:: Problem requirements ::
Print the listing in its entirety and exactly, leaving out images.

Figure contents as structured data:
┌──

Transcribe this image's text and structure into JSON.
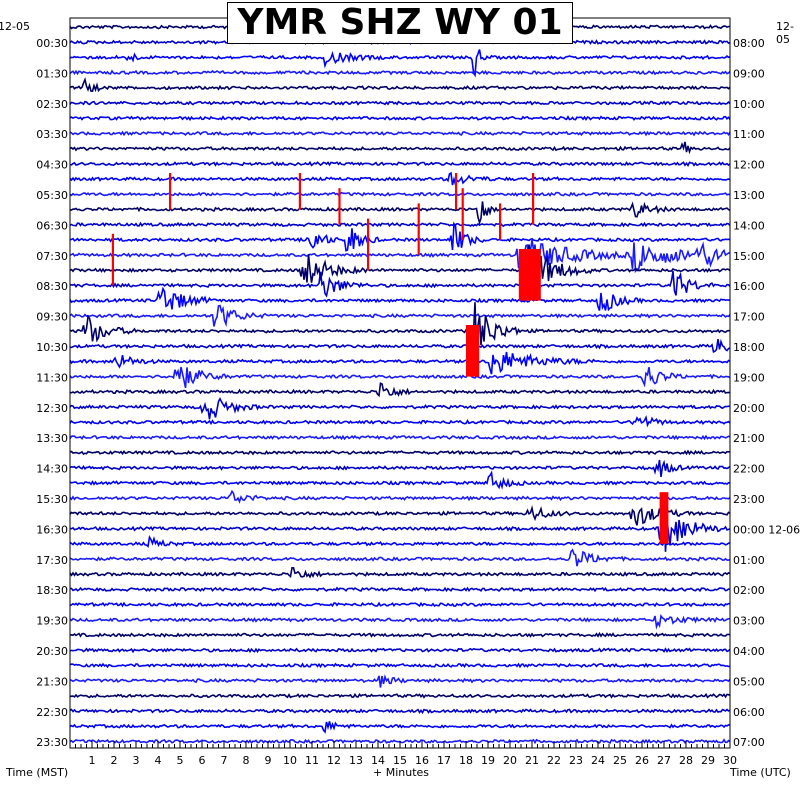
{
  "chart_data": {
    "type": "helicorder",
    "title": "YMR SHZ WY 01",
    "start_date_left": "12-05",
    "start_date_right": "12-05",
    "xlabel": "+ Minutes",
    "left_axis_title": "Time (MST)",
    "right_axis_title": "Time (UTC)",
    "x_ticks": [
      "1",
      "2",
      "3",
      "4",
      "5",
      "6",
      "7",
      "8",
      "9",
      "10",
      "11",
      "12",
      "13",
      "14",
      "15",
      "16",
      "17",
      "18",
      "19",
      "20",
      "21",
      "22",
      "23",
      "24",
      "25",
      "26",
      "27",
      "28",
      "29",
      "30"
    ],
    "xlim": [
      0,
      30
    ],
    "left_labels": [
      "00:30",
      "01:30",
      "02:30",
      "03:30",
      "04:30",
      "05:30",
      "06:30",
      "07:30",
      "08:30",
      "09:30",
      "10:30",
      "11:30",
      "12:30",
      "13:30",
      "14:30",
      "15:30",
      "16:30",
      "17:30",
      "18:30",
      "19:30",
      "20:30",
      "21:30",
      "22:30",
      "23:30"
    ],
    "right_labels": [
      "08:00",
      "09:00",
      "10:00",
      "11:00",
      "12:00",
      "13:00",
      "14:00",
      "15:00",
      "16:00",
      "17:00",
      "18:00",
      "19:00",
      "20:00",
      "21:00",
      "22:00",
      "23:00",
      "00:00 12-06",
      "01:00",
      "02:00",
      "03:00",
      "04:00",
      "05:00",
      "06:00",
      "07:00"
    ],
    "trace_colors": [
      "#000066",
      "#0000cc",
      "#0000ff",
      "#1a1aff"
    ],
    "clip_color": "#ff0000",
    "events": [
      {
        "row": 0,
        "minute": 13.9,
        "amp": 2.5,
        "dur": 0.3
      },
      {
        "row": 2,
        "minute": 2.6,
        "amp": 1.5,
        "dur": 0.3
      },
      {
        "row": 2,
        "minute": 11.5,
        "amp": 1.2,
        "dur": 1.5
      },
      {
        "row": 2,
        "minute": 18.3,
        "amp": 4,
        "dur": 0.3
      },
      {
        "row": 4,
        "minute": 0.6,
        "amp": 1.5,
        "dur": 0.5
      },
      {
        "row": 8,
        "minute": 27.8,
        "amp": 1.2,
        "dur": 0.3
      },
      {
        "row": 10,
        "minute": 17.2,
        "amp": 1.2,
        "dur": 1.2
      },
      {
        "row": 12,
        "minute": 18.5,
        "amp": 4,
        "dur": 0.4
      },
      {
        "row": 12,
        "minute": 25.5,
        "amp": 1.5,
        "dur": 1.0
      },
      {
        "row": 14,
        "minute": 10.8,
        "amp": 3,
        "dur": 0.7
      },
      {
        "row": 14,
        "minute": 12.5,
        "amp": 3,
        "dur": 0.8
      },
      {
        "row": 14,
        "minute": 17.3,
        "amp": 3,
        "dur": 0.8
      },
      {
        "row": 15,
        "minute": 20.3,
        "amp": 3.5,
        "dur": 3
      },
      {
        "row": 15,
        "minute": 25.5,
        "amp": 2.5,
        "dur": 3
      },
      {
        "row": 15,
        "minute": 28.5,
        "amp": 2,
        "dur": 1.5
      },
      {
        "row": 16,
        "minute": 10.5,
        "amp": 3.5,
        "dur": 1.5
      },
      {
        "row": 16,
        "minute": 20.5,
        "amp": 6,
        "dur": 1.6
      },
      {
        "row": 17,
        "minute": 11.3,
        "amp": 2.5,
        "dur": 1.2
      },
      {
        "row": 17,
        "minute": 27.3,
        "amp": 3,
        "dur": 1.0
      },
      {
        "row": 18,
        "minute": 4.0,
        "amp": 3,
        "dur": 1.4
      },
      {
        "row": 18,
        "minute": 24.0,
        "amp": 2.5,
        "dur": 1.0
      },
      {
        "row": 19,
        "minute": 6.5,
        "amp": 2.5,
        "dur": 1.2
      },
      {
        "row": 20,
        "minute": 0.6,
        "amp": 3,
        "dur": 1.2
      },
      {
        "row": 20,
        "minute": 18.2,
        "amp": 6,
        "dur": 1.2
      },
      {
        "row": 21,
        "minute": 29.2,
        "amp": 1.5,
        "dur": 1.0
      },
      {
        "row": 22,
        "minute": 2.0,
        "amp": 1.5,
        "dur": 1.0
      },
      {
        "row": 22,
        "minute": 19.0,
        "amp": 2.5,
        "dur": 2.5
      },
      {
        "row": 23,
        "minute": 4.7,
        "amp": 3,
        "dur": 1.3
      },
      {
        "row": 23,
        "minute": 26.0,
        "amp": 2.5,
        "dur": 1.0
      },
      {
        "row": 24,
        "minute": 14.0,
        "amp": 2,
        "dur": 0.8
      },
      {
        "row": 25,
        "minute": 6.0,
        "amp": 3,
        "dur": 1.3
      },
      {
        "row": 26,
        "minute": 25.6,
        "amp": 1.5,
        "dur": 1.0
      },
      {
        "row": 29,
        "minute": 26.6,
        "amp": 2,
        "dur": 0.7
      },
      {
        "row": 30,
        "minute": 18.9,
        "amp": 2,
        "dur": 0.9
      },
      {
        "row": 31,
        "minute": 7.2,
        "amp": 1.2,
        "dur": 1.0
      },
      {
        "row": 32,
        "minute": 20.8,
        "amp": 1.5,
        "dur": 1.0
      },
      {
        "row": 32,
        "minute": 25.5,
        "amp": 2.5,
        "dur": 1.4
      },
      {
        "row": 33,
        "minute": 26.8,
        "amp": 5,
        "dur": 1.5
      },
      {
        "row": 34,
        "minute": 3.5,
        "amp": 1,
        "dur": 0.8
      },
      {
        "row": 35,
        "minute": 22.7,
        "amp": 2,
        "dur": 1.2
      },
      {
        "row": 36,
        "minute": 10.0,
        "amp": 1.5,
        "dur": 0.8
      },
      {
        "row": 39,
        "minute": 26.5,
        "amp": 1,
        "dur": 1.5
      },
      {
        "row": 43,
        "minute": 14.0,
        "amp": 1,
        "dur": 0.8
      },
      {
        "row": 46,
        "minute": 11.5,
        "amp": 1.2,
        "dur": 0.6
      }
    ],
    "clipped_events": [
      {
        "row": 15,
        "minute": 20.4,
        "width": 1.0,
        "rows": 3
      },
      {
        "row": 20,
        "minute": 18.0,
        "width": 0.6,
        "rows": 3
      },
      {
        "row": 31,
        "minute": 26.8,
        "width": 0.4,
        "rows": 3
      },
      {
        "row": 10,
        "minute": 10.4,
        "width": 0.1,
        "rows": 2
      },
      {
        "row": 10,
        "minute": 17.5,
        "width": 0.1,
        "rows": 2
      },
      {
        "row": 10,
        "minute": 21.0,
        "width": 0.1,
        "rows": 3
      },
      {
        "row": 10,
        "minute": 4.5,
        "width": 0.1,
        "rows": 2
      },
      {
        "row": 14,
        "minute": 1.9,
        "width": 0.1,
        "rows": 3
      },
      {
        "row": 13,
        "minute": 13.5,
        "width": 0.1,
        "rows": 3
      },
      {
        "row": 12,
        "minute": 15.8,
        "width": 0.1,
        "rows": 3
      },
      {
        "row": 11,
        "minute": 17.8,
        "width": 0.1,
        "rows": 3
      },
      {
        "row": 11,
        "minute": 12.2,
        "width": 0.1,
        "rows": 2
      },
      {
        "row": 12,
        "minute": 19.5,
        "width": 0.1,
        "rows": 2
      }
    ]
  }
}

└──

:: Solution ::
Transcribe this image's text and structure into JSON.
{
  "chart_data": {
    "type": "helicorder",
    "title": "YMR SHZ WY 01",
    "start_date_left": "12-05",
    "start_date_right": "12-05",
    "xlabel": "+ Minutes",
    "left_axis_title": "Time (MST)",
    "right_axis_title": "Time (UTC)",
    "x_ticks": [
      "1",
      "2",
      "3",
      "4",
      "5",
      "6",
      "7",
      "8",
      "9",
      "10",
      "11",
      "12",
      "13",
      "14",
      "15",
      "16",
      "17",
      "18",
      "19",
      "20",
      "21",
      "22",
      "23",
      "24",
      "25",
      "26",
      "27",
      "28",
      "29",
      "30"
    ],
    "xlim": [
      0,
      30
    ],
    "left_labels": [
      "00:30",
      "01:30",
      "02:30",
      "03:30",
      "04:30",
      "05:30",
      "06:30",
      "07:30",
      "08:30",
      "09:30",
      "10:30",
      "11:30",
      "12:30",
      "13:30",
      "14:30",
      "15:30",
      "16:30",
      "17:30",
      "18:30",
      "19:30",
      "20:30",
      "21:30",
      "22:30",
      "23:30"
    ],
    "right_labels": [
      "08:00",
      "09:00",
      "10:00",
      "11:00",
      "12:00",
      "13:00",
      "14:00",
      "15:00",
      "16:00",
      "17:00",
      "18:00",
      "19:00",
      "20:00",
      "21:00",
      "22:00",
      "23:00",
      "00:00 12-06",
      "01:00",
      "02:00",
      "03:00",
      "04:00",
      "05:00",
      "06:00",
      "07:00"
    ],
    "trace_colors": [
      "#000066",
      "#0000cc",
      "#0000ff",
      "#1a1aff"
    ],
    "clip_color": "#ff0000",
    "events": [
      {
        "row": 0,
        "minute": 13.9,
        "amp": 2.5,
        "dur": 0.3
      },
      {
        "row": 2,
        "minute": 2.6,
        "amp": 1.5,
        "dur": 0.3
      },
      {
        "row": 2,
        "minute": 11.5,
        "amp": 1.2,
        "dur": 1.5
      },
      {
        "row": 2,
        "minute": 18.3,
        "amp": 4,
        "dur": 0.3
      },
      {
        "row": 4,
        "minute": 0.6,
        "amp": 1.5,
        "dur": 0.5
      },
      {
        "row": 8,
        "minute": 27.8,
        "amp": 1.2,
        "dur": 0.3
      },
      {
        "row": 10,
        "minute": 17.2,
        "amp": 1.2,
        "dur": 1.2
      },
      {
        "row": 12,
        "minute": 18.5,
        "amp": 4,
        "dur": 0.4
      },
      {
        "row": 12,
        "minute": 25.5,
        "amp": 1.5,
        "dur": 1.0
      },
      {
        "row": 14,
        "minute": 10.8,
        "amp": 3,
        "dur": 0.7
      },
      {
        "row": 14,
        "minute": 12.5,
        "amp": 3,
        "dur": 0.8
      },
      {
        "row": 14,
        "minute": 17.3,
        "amp": 3,
        "dur": 0.8
      },
      {
        "row": 15,
        "minute": 20.3,
        "amp": 3.5,
        "dur": 3
      },
      {
        "row": 15,
        "minute": 25.5,
        "amp": 2.5,
        "dur": 3
      },
      {
        "row": 15,
        "minute": 28.5,
        "amp": 2,
        "dur": 1.5
      },
      {
        "row": 16,
        "minute": 10.5,
        "amp": 3.5,
        "dur": 1.5
      },
      {
        "row": 16,
        "minute": 20.5,
        "amp": 6,
        "dur": 1.6
      },
      {
        "row": 17,
        "minute": 11.3,
        "amp": 2.5,
        "dur": 1.2
      },
      {
        "row": 17,
        "minute": 27.3,
        "amp": 3,
        "dur": 1.0
      },
      {
        "row": 18,
        "minute": 4.0,
        "amp": 3,
        "dur": 1.4
      },
      {
        "row": 18,
        "minute": 24.0,
        "amp": 2.5,
        "dur": 1.0
      },
      {
        "row": 19,
        "minute": 6.5,
        "amp": 2.5,
        "dur": 1.2
      },
      {
        "row": 20,
        "minute": 0.6,
        "amp": 3,
        "dur": 1.2
      },
      {
        "row": 20,
        "minute": 18.2,
        "amp": 6,
        "dur": 1.2
      },
      {
        "row": 21,
        "minute": 29.2,
        "amp": 1.5,
        "dur": 1.0
      },
      {
        "row": 22,
        "minute": 2.0,
        "amp": 1.5,
        "dur": 1.0
      },
      {
        "row": 22,
        "minute": 19.0,
        "amp": 2.5,
        "dur": 2.5
      },
      {
        "row": 23,
        "minute": 4.7,
        "amp": 3,
        "dur": 1.3
      },
      {
        "row": 23,
        "minute": 26.0,
        "amp": 2.5,
        "dur": 1.0
      },
      {
        "row": 24,
        "minute": 14.0,
        "amp": 2,
        "dur": 0.8
      },
      {
        "row": 25,
        "minute": 6.0,
        "amp": 3,
        "dur": 1.3
      },
      {
        "row": 26,
        "minute": 25.6,
        "amp": 1.5,
        "dur": 1.0
      },
      {
        "row": 29,
        "minute": 26.6,
        "amp": 2,
        "dur": 0.7
      },
      {
        "row": 30,
        "minute": 18.9,
        "amp": 2,
        "dur": 0.9
      },
      {
        "row": 31,
        "minute": 7.2,
        "amp": 1.2,
        "dur": 1.0
      },
      {
        "row": 32,
        "minute": 20.8,
        "amp": 1.5,
        "dur": 1.0
      },
      {
        "row": 32,
        "minute": 25.5,
        "amp": 2.5,
        "dur": 1.4
      },
      {
        "row": 33,
        "minute": 26.8,
        "amp": 5,
        "dur": 1.5
      },
      {
        "row": 34,
        "minute": 3.5,
        "amp": 1,
        "dur": 0.8
      },
      {
        "row": 35,
        "minute": 22.7,
        "amp": 2,
        "dur": 1.2
      },
      {
        "row": 36,
        "minute": 10.0,
        "amp": 1.5,
        "dur": 0.8
      },
      {
        "row": 39,
        "minute": 26.5,
        "amp": 1,
        "dur": 1.5
      },
      {
        "row": 43,
        "minute": 14.0,
        "amp": 1,
        "dur": 0.8
      },
      {
        "row": 46,
        "minute": 11.5,
        "amp": 1.2,
        "dur": 0.6
      }
    ],
    "clipped_events": [
      {
        "row": 15,
        "minute": 20.4,
        "width": 1.0,
        "rows": 3
      },
      {
        "row": 20,
        "minute": 18.0,
        "width": 0.6,
        "rows": 3
      },
      {
        "row": 31,
        "minute": 26.8,
        "width": 0.4,
        "rows": 3
      },
      {
        "row": 10,
        "minute": 10.4,
        "width": 0.1,
        "rows": 2
      },
      {
        "row": 10,
        "minute": 17.5,
        "width": 0.1,
        "rows": 2
      },
      {
        "row": 10,
        "minute": 21.0,
        "width": 0.1,
        "rows": 3
      },
      {
        "row": 10,
        "minute": 4.5,
        "width": 0.1,
        "rows": 2
      },
      {
        "row": 14,
        "minute": 1.9,
        "width": 0.1,
        "rows": 3
      },
      {
        "row": 13,
        "minute": 13.5,
        "width": 0.1,
        "rows": 3
      },
      {
        "row": 12,
        "minute": 15.8,
        "width": 0.1,
        "rows": 3
      },
      {
        "row": 11,
        "minute": 17.8,
        "width": 0.1,
        "rows": 3
      },
      {
        "row": 11,
        "minute": 12.2,
        "width": 0.1,
        "rows": 2
      },
      {
        "row": 12,
        "minute": 19.5,
        "width": 0.1,
        "rows": 2
      }
    ]
  }
}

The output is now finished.